(PROBLEM DESCRIPTION)
Return the listing below word for word, keeping every line in its original order.

+ + + + +

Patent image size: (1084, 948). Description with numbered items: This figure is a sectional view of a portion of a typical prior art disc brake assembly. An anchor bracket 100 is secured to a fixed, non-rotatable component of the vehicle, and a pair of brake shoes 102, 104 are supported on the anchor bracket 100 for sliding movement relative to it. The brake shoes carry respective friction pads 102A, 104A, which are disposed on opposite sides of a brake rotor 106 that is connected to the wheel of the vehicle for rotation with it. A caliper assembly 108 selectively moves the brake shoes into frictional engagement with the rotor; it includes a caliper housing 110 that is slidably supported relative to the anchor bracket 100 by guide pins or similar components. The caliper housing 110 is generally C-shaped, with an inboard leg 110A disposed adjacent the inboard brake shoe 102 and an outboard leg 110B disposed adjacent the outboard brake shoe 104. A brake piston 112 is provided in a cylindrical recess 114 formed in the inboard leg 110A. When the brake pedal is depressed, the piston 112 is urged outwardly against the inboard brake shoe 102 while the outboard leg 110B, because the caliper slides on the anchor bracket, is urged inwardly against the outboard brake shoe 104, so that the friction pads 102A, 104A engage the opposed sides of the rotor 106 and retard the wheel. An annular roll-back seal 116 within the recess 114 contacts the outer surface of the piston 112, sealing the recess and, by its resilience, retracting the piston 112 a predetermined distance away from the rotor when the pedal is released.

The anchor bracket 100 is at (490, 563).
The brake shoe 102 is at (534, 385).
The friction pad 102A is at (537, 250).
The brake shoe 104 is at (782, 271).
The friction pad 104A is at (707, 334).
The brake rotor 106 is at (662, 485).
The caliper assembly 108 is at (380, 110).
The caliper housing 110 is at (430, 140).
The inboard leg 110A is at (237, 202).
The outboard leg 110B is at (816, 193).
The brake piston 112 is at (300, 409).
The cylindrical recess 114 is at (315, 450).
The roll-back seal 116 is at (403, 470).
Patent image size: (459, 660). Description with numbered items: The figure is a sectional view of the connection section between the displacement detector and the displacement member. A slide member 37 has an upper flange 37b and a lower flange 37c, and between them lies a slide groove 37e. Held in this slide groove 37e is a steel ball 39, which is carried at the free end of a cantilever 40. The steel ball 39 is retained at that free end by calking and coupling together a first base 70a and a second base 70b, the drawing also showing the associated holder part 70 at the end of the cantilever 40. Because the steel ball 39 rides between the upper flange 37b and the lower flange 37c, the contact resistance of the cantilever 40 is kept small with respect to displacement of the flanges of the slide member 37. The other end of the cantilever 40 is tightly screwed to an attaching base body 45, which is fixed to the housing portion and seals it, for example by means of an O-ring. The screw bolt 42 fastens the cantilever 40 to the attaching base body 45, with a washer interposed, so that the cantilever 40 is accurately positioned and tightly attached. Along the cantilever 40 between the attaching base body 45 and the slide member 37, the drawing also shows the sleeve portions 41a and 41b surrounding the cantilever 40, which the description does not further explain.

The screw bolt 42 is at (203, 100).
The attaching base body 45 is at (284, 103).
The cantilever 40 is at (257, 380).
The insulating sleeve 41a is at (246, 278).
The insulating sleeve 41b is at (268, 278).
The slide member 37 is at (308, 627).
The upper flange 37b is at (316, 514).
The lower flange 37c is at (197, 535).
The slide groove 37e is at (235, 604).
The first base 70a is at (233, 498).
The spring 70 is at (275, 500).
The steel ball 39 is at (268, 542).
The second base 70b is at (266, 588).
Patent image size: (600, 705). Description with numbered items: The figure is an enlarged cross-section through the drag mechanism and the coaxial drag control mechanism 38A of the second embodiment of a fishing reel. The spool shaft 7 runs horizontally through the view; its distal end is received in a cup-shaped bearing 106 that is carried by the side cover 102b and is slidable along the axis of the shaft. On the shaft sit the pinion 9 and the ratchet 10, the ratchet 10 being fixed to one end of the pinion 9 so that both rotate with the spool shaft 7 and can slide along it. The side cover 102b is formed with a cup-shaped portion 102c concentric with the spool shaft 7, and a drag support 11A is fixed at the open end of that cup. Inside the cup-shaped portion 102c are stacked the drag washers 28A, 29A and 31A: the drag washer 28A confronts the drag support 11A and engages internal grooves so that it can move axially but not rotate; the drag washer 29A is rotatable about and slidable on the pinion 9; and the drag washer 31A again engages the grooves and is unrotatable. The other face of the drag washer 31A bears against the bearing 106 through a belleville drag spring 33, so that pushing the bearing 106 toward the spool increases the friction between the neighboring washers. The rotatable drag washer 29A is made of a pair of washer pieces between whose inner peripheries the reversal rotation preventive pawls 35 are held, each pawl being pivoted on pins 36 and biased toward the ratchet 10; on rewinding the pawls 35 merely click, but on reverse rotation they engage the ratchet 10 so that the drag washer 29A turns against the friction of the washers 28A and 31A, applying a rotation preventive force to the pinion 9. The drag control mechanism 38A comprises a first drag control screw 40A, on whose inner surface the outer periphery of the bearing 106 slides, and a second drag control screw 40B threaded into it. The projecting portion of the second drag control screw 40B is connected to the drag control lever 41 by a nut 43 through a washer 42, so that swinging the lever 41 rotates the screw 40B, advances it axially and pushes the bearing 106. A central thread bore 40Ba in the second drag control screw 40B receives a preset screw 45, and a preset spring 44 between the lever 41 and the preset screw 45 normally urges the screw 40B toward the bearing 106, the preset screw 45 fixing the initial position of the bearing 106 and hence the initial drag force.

+ + + + +

(OUTPUT OF THE TASK)
Patent image size: (1084, 948). Description with numbered items: This figure is a sectional view of a portion of a typical prior art disc brake assembly. An anchor bracket 100 is secured to a fixed, non-rotatable component of the vehicle, and a pair of brake shoes 102, 104 are supported on the anchor bracket 100 for sliding movement relative to it. The brake shoes carry respective friction pads 102A, 104A, which are disposed on opposite sides of a brake rotor 106 that is connected to the wheel of the vehicle for rotation with it. A caliper assembly 108 selectively moves the brake shoes into frictional engagement with the rotor; it includes a caliper housing 110 that is slidably supported relative to the anchor bracket 100 by guide pins or similar components. The caliper housing 110 is generally C-shaped, with an inboard leg 110A disposed adjacent the inboard brake shoe 102 and an outboard leg 110B disposed adjacent the outboard brake shoe 104. A brake piston 112 is provided in a cylindrical recess 114 formed in the inboard leg 110A. When the brake pedal is depressed, the piston 112 is urged outwardly against the inboard brake shoe 102 while the outboard leg 110B, because the caliper slides on the anchor bracket, is urged inwardly against the outboard brake shoe 104, so that the friction pads 102A, 104A engage the opposed sides of the rotor 106 and retard the wheel. An annular roll-back seal 116 within the recess 114 contacts the outer surface of the piston 112, sealing the recess and, by its resilience, retracting the piston 112 a predetermined distance away from the rotor when the pedal is released.

The anchor bracket 100 is at (490, 563).
The brake shoe 102 is at (534, 385).
The friction pad 102A is at (537, 250).
The brake shoe 104 is at (782, 271).
The friction pad 104A is at (707, 334).
The brake rotor 106 is at (662, 485).
The caliper assembly 108 is at (380, 110).
The caliper housing 110 is at (430, 140).
The inboard leg 110A is at (237, 202).
The outboard leg 110B is at (816, 193).
The brake piston 112 is at (300, 409).
The cylindrical recess 114 is at (315, 450).
The roll-back seal 116 is at (403, 470).
Patent image size: (459, 660). Description with numbered items: The figure is a sectional view of the connection section between the displacement detector and the displacement member. A slide member 37 has an upper flange 37b and a lower flange 37c, and between them lies a slide groove 37e. Held in this slide groove 37e is a steel ball 39, which is carried at the free end of a cantilever 40. The steel ball 39 is retained at that free end by calking and coupling together a first base 70a and a second base 70b, the drawing also showing the associated holder part 70 at the end of the cantilever 40. Because the steel ball 39 rides between the upper flange 37b and the lower flange 37c, the contact resistance of the cantilever 40 is kept small with respect to displacement of the flanges of the slide member 37. The other end of the cantilever 40 is tightly screwed to an attaching base body 45, which is fixed to the housing portion and seals it, for example by means of an O-ring. The screw bolt 42 fastens the cantilever 40 to the attaching base body 45, with a washer interposed, so that the cantilever 40 is accurately positioned and tightly attached. Along the cantilever 40 between the attaching base body 45 and the slide member 37, the drawing also shows the sleeve portions 41a and 41b surrounding the cantilever 40, which the description does not further explain.

The screw bolt 42 is at (203, 100).
The attaching base body 45 is at (284, 103).
The cantilever 40 is at (257, 380).
The insulating sleeve 41a is at (246, 278).
The insulating sleeve 41b is at (268, 278).
The slide member 37 is at (308, 627).
The upper flange 37b is at (316, 514).
The lower flange 37c is at (197, 535).
The slide groove 37e is at (235, 604).
The first base 70a is at (233, 498).
The spring 70 is at (275, 500).
The steel ball 39 is at (268, 542).
The second base 70b is at (266, 588).
Patent image size: (600, 705). Description with numbered items: The figure is an enlarged cross-section through the drag mechanism and the coaxial drag control mechanism 38A of the second embodiment of a fishing reel. The spool shaft 7 runs horizontally through the view; its distal end is received in a cup-shaped bearing 106 that is carried by the side cover 102b and is slidable along the axis of the shaft. On the shaft sit the pinion 9 and the ratchet 10, the ratchet 10 being fixed to one end of the pinion 9 so that both rotate with the spool shaft 7 and can slide along it. The side cover 102b is formed with a cup-shaped portion 102c concentric with the spool shaft 7, and a drag support 11A is fixed at the open end of that cup. Inside the cup-shaped portion 102c are stacked the drag washers 28A, 29A and 31A: the drag washer 28A confronts the drag support 11A and engages internal grooves so that it can move axially but not rotate; the drag washer 29A is rotatable about and slidable on the pinion 9; and the drag washer 31A again engages the grooves and is unrotatable. The other face of the drag washer 31A bears against the bearing 106 through a belleville drag spring 33, so that pushing the bearing 106 toward the spool increases the friction between the neighboring washers. The rotatable drag washer 29A is made of a pair of washer pieces between whose inner peripheries the reversal rotation preventive pawls 35 are held, each pawl being pivoted on pins 36 and biased toward the ratchet 10; on rewinding the pawls 35 merely click, but on reverse rotation they engage the ratchet 10 so that the drag washer 29A turns against the friction of the washers 28A and 31A, applying a rotation preventive force to the pinion 9. The drag control mechanism 38A comprises a first drag control screw 40A, on whose inner surface the outer periphery of the bearing 106 slides, and a second drag control screw 40B threaded into it. The projecting portion of the second drag control screw 40B is connected to the drag control lever 41 by a nut 43 through a washer 42, so that swinging the lever 41 rotates the screw 40B, advances it axially and pushes the bearing 106. A central thread bore 40Ba in the second drag control screw 40B receives a preset screw 45, and a preset spring 44 between the lever 41 and the preset screw 45 normally urges the screw 40B toward the bearing 106, the preset screw 45 fixing the initial position of the bearing 106 and hence the initial drag force.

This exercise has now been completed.